Repeat the listing in full, preserving every character.
───── Available records ─────
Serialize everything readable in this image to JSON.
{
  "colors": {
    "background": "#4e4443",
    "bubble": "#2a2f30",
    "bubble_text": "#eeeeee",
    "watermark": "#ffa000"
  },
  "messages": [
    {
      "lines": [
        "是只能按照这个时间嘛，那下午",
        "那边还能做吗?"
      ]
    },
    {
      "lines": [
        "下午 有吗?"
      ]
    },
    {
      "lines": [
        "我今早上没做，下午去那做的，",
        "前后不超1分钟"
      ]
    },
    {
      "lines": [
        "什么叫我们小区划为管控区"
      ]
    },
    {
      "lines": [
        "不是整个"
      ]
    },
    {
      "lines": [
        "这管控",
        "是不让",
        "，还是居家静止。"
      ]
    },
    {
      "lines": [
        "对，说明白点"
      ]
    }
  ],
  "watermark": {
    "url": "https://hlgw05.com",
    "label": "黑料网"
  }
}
─────
- Answer below
Serialize everything readable in this image to JSON.
{
  "colors": {
    "background": "#4e4443",
    "bubble": "#2a2f30",
    "bubble_text": "#eeeeee",
    "watermark": "#ffa000"
  },
  "messages": [
    {
      "lines": [
        "是只能按照这个时间嘛，那下午",
        "那边还能做吗?"
      ]
    },
    {
      "lines": [
        "下午 有吗?"
      ]
    },
    {
      "lines": [
        "我今早上没做，下午去那做的，",
        "前后不超1分钟"
      ]
    },
    {
      "lines": [
        "什么叫我们小区划为管控区"
      ]
    },
    {
      "lines": [
        "不是整个"
      ]
    },
    {
      "lines": [
        "这管控",
        "是不让",
        "，还是居家静止。"
      ]
    },
    {
      "lines": [
        "对，说明白点"
      ]
    }
  ],
  "watermark": {
    "url": "https://hlgw05.com",
    "label": "黑料网"
  }
}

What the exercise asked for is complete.